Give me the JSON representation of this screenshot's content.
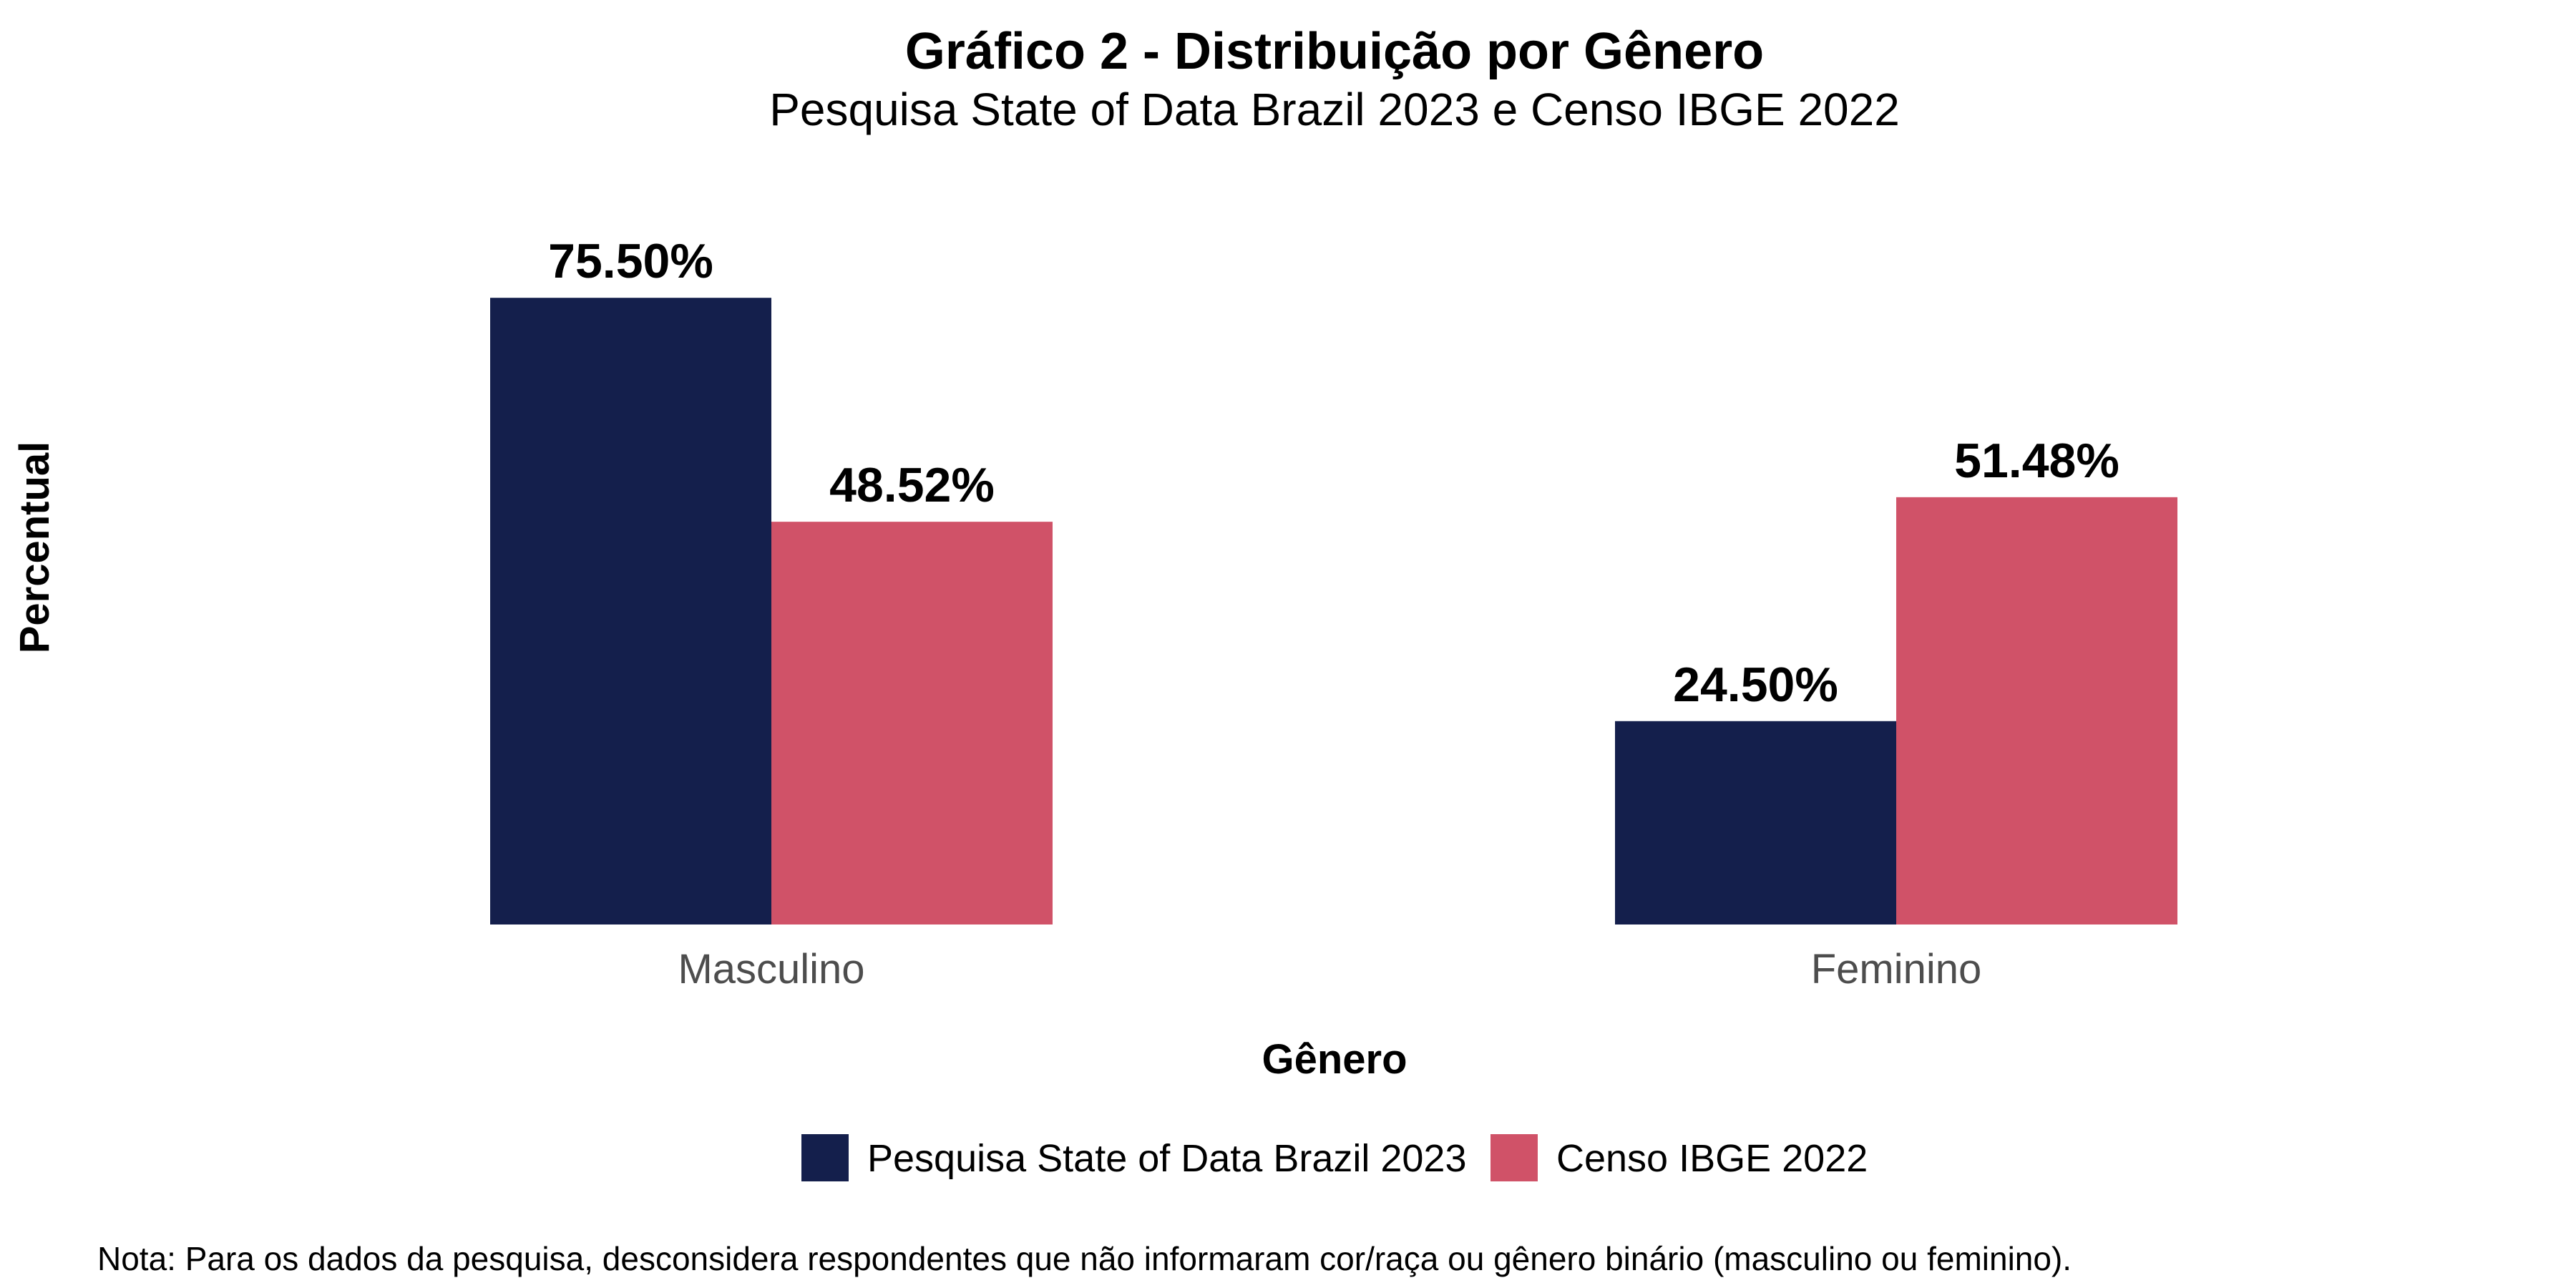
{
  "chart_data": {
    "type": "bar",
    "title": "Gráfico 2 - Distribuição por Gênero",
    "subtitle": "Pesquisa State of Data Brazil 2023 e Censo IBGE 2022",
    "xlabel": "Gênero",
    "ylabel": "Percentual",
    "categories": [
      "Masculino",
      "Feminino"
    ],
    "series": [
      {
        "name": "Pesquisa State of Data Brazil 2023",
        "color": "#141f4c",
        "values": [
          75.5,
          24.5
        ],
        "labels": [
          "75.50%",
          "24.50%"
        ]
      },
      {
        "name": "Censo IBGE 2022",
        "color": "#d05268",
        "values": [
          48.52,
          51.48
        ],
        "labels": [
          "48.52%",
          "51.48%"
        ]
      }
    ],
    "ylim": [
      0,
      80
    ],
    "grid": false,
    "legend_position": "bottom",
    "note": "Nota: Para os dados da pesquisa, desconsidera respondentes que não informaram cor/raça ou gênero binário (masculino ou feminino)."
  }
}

● **Set exercise**: Give the data above again in full and unchanged, skipping the pictures.

● **Written response**:
Give me the JSON representation of this screenshot's content.
{
  "chart_data": {
    "type": "bar",
    "title": "Gráfico 2 - Distribuição por Gênero",
    "subtitle": "Pesquisa State of Data Brazil 2023 e Censo IBGE 2022",
    "xlabel": "Gênero",
    "ylabel": "Percentual",
    "categories": [
      "Masculino",
      "Feminino"
    ],
    "series": [
      {
        "name": "Pesquisa State of Data Brazil 2023",
        "color": "#141f4c",
        "values": [
          75.5,
          24.5
        ],
        "labels": [
          "75.50%",
          "24.50%"
        ]
      },
      {
        "name": "Censo IBGE 2022",
        "color": "#d05268",
        "values": [
          48.52,
          51.48
        ],
        "labels": [
          "48.52%",
          "51.48%"
        ]
      }
    ],
    "ylim": [
      0,
      80
    ],
    "grid": false,
    "legend_position": "bottom",
    "note": "Nota: Para os dados da pesquisa, desconsidera respondentes que não informaram cor/raça ou gênero binário (masculino ou feminino)."
  }
}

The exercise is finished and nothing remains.